__EXERCISE INSTRUCTIONS__:
Your task is to repeat the entries underneath exactly, minus the pictures.

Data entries
>> Begin

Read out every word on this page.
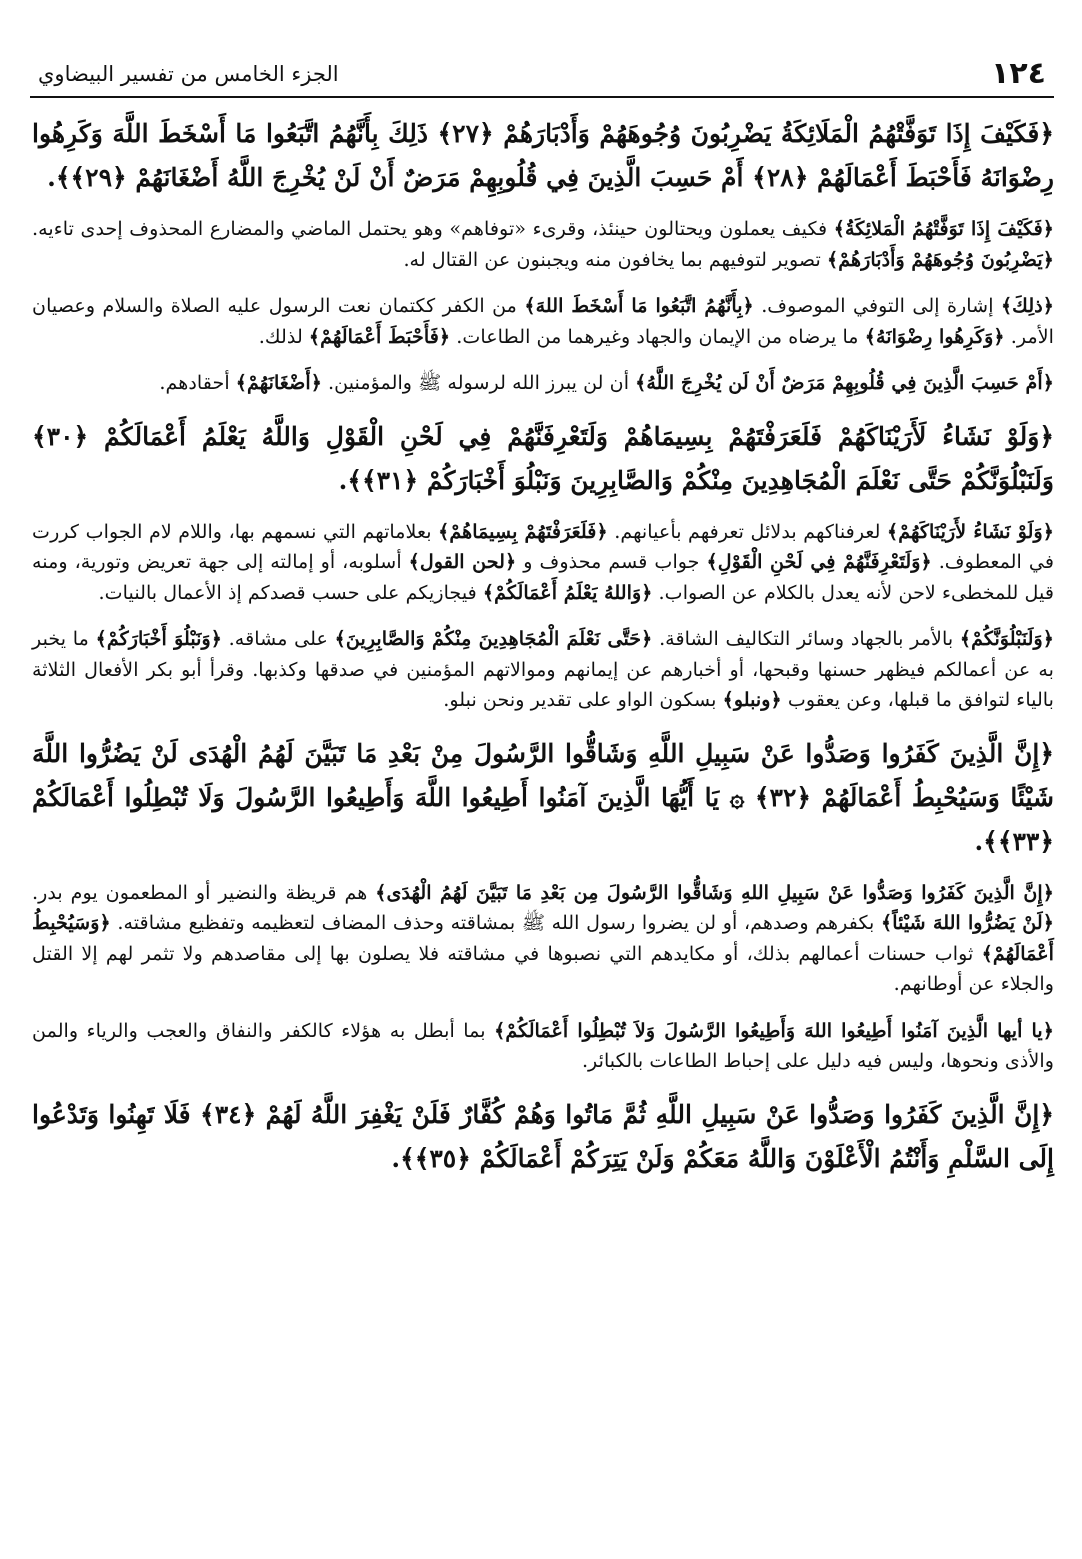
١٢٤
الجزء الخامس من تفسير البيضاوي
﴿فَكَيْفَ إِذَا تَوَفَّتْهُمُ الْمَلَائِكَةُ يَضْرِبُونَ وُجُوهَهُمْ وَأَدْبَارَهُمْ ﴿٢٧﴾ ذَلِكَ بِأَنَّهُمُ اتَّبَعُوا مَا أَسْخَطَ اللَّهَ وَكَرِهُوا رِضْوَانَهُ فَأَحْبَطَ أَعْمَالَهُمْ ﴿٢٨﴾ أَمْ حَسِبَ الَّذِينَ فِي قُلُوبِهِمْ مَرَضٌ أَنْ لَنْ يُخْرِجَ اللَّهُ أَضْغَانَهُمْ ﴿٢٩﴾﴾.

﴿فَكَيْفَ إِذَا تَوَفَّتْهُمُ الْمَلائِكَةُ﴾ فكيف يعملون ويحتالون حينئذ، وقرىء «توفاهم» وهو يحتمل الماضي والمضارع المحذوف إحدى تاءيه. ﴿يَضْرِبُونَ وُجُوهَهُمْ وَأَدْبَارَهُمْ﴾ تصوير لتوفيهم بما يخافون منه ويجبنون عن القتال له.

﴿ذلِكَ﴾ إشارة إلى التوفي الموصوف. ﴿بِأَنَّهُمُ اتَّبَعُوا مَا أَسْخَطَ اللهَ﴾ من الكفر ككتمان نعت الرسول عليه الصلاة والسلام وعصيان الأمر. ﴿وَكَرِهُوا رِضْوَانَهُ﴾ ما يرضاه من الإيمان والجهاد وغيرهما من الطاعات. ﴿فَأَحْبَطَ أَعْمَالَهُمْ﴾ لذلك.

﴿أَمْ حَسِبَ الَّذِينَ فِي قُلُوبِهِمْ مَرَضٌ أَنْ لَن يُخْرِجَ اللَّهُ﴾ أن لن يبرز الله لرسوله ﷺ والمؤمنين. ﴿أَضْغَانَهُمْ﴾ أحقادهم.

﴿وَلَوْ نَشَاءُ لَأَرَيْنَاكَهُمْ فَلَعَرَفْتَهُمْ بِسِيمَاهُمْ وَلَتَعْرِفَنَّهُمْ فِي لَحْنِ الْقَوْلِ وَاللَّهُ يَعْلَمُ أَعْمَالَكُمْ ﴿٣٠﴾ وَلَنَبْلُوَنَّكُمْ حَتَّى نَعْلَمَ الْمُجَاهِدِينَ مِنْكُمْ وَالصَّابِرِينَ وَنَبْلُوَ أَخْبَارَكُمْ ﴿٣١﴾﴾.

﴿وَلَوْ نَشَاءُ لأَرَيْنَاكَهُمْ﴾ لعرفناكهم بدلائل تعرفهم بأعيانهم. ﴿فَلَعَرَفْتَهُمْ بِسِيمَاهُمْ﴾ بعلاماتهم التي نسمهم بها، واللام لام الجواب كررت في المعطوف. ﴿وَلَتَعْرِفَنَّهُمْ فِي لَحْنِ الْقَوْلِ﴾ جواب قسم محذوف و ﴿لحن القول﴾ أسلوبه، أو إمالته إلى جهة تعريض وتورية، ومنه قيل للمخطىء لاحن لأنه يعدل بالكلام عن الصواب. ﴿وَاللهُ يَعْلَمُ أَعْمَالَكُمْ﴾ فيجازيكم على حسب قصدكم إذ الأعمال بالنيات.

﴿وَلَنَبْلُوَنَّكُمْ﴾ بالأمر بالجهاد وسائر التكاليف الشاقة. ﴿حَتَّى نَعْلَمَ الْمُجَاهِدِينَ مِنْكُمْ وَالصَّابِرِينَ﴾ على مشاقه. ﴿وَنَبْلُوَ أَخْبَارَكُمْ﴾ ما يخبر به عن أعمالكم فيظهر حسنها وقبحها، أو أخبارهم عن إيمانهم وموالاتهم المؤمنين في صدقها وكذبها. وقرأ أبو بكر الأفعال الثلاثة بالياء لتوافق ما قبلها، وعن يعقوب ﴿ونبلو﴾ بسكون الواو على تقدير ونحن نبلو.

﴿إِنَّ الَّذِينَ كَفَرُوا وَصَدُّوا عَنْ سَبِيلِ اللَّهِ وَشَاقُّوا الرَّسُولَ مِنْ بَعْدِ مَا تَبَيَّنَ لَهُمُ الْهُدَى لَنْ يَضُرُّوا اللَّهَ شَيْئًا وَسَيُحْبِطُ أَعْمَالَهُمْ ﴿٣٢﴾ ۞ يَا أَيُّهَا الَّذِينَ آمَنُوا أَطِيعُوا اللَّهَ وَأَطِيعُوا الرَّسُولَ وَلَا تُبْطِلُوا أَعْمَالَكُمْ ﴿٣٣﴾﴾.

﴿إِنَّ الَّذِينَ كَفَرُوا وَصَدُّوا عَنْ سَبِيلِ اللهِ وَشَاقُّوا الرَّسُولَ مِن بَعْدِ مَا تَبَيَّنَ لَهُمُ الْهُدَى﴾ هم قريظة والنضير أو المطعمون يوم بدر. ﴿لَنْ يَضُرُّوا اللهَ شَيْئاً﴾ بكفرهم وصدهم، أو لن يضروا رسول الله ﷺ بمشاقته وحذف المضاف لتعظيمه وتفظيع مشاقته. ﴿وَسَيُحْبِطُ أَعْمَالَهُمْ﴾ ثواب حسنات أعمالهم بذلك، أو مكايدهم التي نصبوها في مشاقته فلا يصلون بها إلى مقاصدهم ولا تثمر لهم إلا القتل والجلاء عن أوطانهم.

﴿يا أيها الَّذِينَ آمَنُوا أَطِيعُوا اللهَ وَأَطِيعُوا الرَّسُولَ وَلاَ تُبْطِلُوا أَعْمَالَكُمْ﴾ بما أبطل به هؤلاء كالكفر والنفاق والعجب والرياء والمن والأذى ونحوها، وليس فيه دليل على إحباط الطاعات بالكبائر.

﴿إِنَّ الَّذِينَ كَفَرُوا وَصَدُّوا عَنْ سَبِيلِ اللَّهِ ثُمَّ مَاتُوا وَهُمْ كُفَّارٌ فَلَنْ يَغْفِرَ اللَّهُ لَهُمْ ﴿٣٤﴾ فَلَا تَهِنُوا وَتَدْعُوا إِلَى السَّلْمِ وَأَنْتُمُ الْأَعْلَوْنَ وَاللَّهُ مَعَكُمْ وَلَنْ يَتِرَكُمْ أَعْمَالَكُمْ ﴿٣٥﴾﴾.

>> End

__COMPLETED EXERCISE__:
Read out every word on this page.
١٢٤
الجزء الخامس من تفسير البيضاوي
﴿فَكَيْفَ إِذَا تَوَفَّتْهُمُ الْمَلَائِكَةُ يَضْرِبُونَ وُجُوهَهُمْ وَأَدْبَارَهُمْ ﴿٢٧﴾ ذَلِكَ بِأَنَّهُمُ اتَّبَعُوا مَا أَسْخَطَ اللَّهَ وَكَرِهُوا رِضْوَانَهُ فَأَحْبَطَ أَعْمَالَهُمْ ﴿٢٨﴾ أَمْ حَسِبَ الَّذِينَ فِي قُلُوبِهِمْ مَرَضٌ أَنْ لَنْ يُخْرِجَ اللَّهُ أَضْغَانَهُمْ ﴿٢٩﴾﴾.

﴿فَكَيْفَ إِذَا تَوَفَّتْهُمُ الْمَلائِكَةُ﴾ فكيف يعملون ويحتالون حينئذ، وقرىء «توفاهم» وهو يحتمل الماضي والمضارع المحذوف إحدى تاءيه. ﴿يَضْرِبُونَ وُجُوهَهُمْ وَأَدْبَارَهُمْ﴾ تصوير لتوفيهم بما يخافون منه ويجبنون عن القتال له.

﴿ذلِكَ﴾ إشارة إلى التوفي الموصوف. ﴿بِأَنَّهُمُ اتَّبَعُوا مَا أَسْخَطَ اللهَ﴾ من الكفر ككتمان نعت الرسول عليه الصلاة والسلام وعصيان الأمر. ﴿وَكَرِهُوا رِضْوَانَهُ﴾ ما يرضاه من الإيمان والجهاد وغيرهما من الطاعات. ﴿فَأَحْبَطَ أَعْمَالَهُمْ﴾ لذلك.

﴿أَمْ حَسِبَ الَّذِينَ فِي قُلُوبِهِمْ مَرَضٌ أَنْ لَن يُخْرِجَ اللَّهُ﴾ أن لن يبرز الله لرسوله ﷺ والمؤمنين. ﴿أَضْغَانَهُمْ﴾ أحقادهم.

﴿وَلَوْ نَشَاءُ لَأَرَيْنَاكَهُمْ فَلَعَرَفْتَهُمْ بِسِيمَاهُمْ وَلَتَعْرِفَنَّهُمْ فِي لَحْنِ الْقَوْلِ وَاللَّهُ يَعْلَمُ أَعْمَالَكُمْ ﴿٣٠﴾ وَلَنَبْلُوَنَّكُمْ حَتَّى نَعْلَمَ الْمُجَاهِدِينَ مِنْكُمْ وَالصَّابِرِينَ وَنَبْلُوَ أَخْبَارَكُمْ ﴿٣١﴾﴾.

﴿وَلَوْ نَشَاءُ لأَرَيْنَاكَهُمْ﴾ لعرفناكهم بدلائل تعرفهم بأعيانهم. ﴿فَلَعَرَفْتَهُمْ بِسِيمَاهُمْ﴾ بعلاماتهم التي نسمهم بها، واللام لام الجواب كررت في المعطوف. ﴿وَلَتَعْرِفَنَّهُمْ فِي لَحْنِ الْقَوْلِ﴾ جواب قسم محذوف و ﴿لحن القول﴾ أسلوبه، أو إمالته إلى جهة تعريض وتورية، ومنه قيل للمخطىء لاحن لأنه يعدل بالكلام عن الصواب. ﴿وَاللهُ يَعْلَمُ أَعْمَالَكُمْ﴾ فيجازيكم على حسب قصدكم إذ الأعمال بالنيات.

﴿وَلَنَبْلُوَنَّكُمْ﴾ بالأمر بالجهاد وسائر التكاليف الشاقة. ﴿حَتَّى نَعْلَمَ الْمُجَاهِدِينَ مِنْكُمْ وَالصَّابِرِينَ﴾ على مشاقه. ﴿وَنَبْلُوَ أَخْبَارَكُمْ﴾ ما يخبر به عن أعمالكم فيظهر حسنها وقبحها، أو أخبارهم عن إيمانهم وموالاتهم المؤمنين في صدقها وكذبها. وقرأ أبو بكر الأفعال الثلاثة بالياء لتوافق ما قبلها، وعن يعقوب ﴿ونبلو﴾ بسكون الواو على تقدير ونحن نبلو.

﴿إِنَّ الَّذِينَ كَفَرُوا وَصَدُّوا عَنْ سَبِيلِ اللَّهِ وَشَاقُّوا الرَّسُولَ مِنْ بَعْدِ مَا تَبَيَّنَ لَهُمُ الْهُدَى لَنْ يَضُرُّوا اللَّهَ شَيْئًا وَسَيُحْبِطُ أَعْمَالَهُمْ ﴿٣٢﴾ ۞ يَا أَيُّهَا الَّذِينَ آمَنُوا أَطِيعُوا اللَّهَ وَأَطِيعُوا الرَّسُولَ وَلَا تُبْطِلُوا أَعْمَالَكُمْ ﴿٣٣﴾﴾.

﴿إِنَّ الَّذِينَ كَفَرُوا وَصَدُّوا عَنْ سَبِيلِ اللهِ وَشَاقُّوا الرَّسُولَ مِن بَعْدِ مَا تَبَيَّنَ لَهُمُ الْهُدَى﴾ هم قريظة والنضير أو المطعمون يوم بدر. ﴿لَنْ يَضُرُّوا اللهَ شَيْئاً﴾ بكفرهم وصدهم، أو لن يضروا رسول الله ﷺ بمشاقته وحذف المضاف لتعظيمه وتفظيع مشاقته. ﴿وَسَيُحْبِطُ أَعْمَالَهُمْ﴾ ثواب حسنات أعمالهم بذلك، أو مكايدهم التي نصبوها في مشاقته فلا يصلون بها إلى مقاصدهم ولا تثمر لهم إلا القتل والجلاء عن أوطانهم.

﴿يا أيها الَّذِينَ آمَنُوا أَطِيعُوا اللهَ وَأَطِيعُوا الرَّسُولَ وَلاَ تُبْطِلُوا أَعْمَالَكُمْ﴾ بما أبطل به هؤلاء كالكفر والنفاق والعجب والرياء والمن والأذى ونحوها، وليس فيه دليل على إحباط الطاعات بالكبائر.

﴿إِنَّ الَّذِينَ كَفَرُوا وَصَدُّوا عَنْ سَبِيلِ اللَّهِ ثُمَّ مَاتُوا وَهُمْ كُفَّارٌ فَلَنْ يَغْفِرَ اللَّهُ لَهُمْ ﴿٣٤﴾ فَلَا تَهِنُوا وَتَدْعُوا إِلَى السَّلْمِ وَأَنْتُمُ الْأَعْلَوْنَ وَاللَّهُ مَعَكُمْ وَلَنْ يَتِرَكُمْ أَعْمَالَكُمْ ﴿٣٥﴾﴾.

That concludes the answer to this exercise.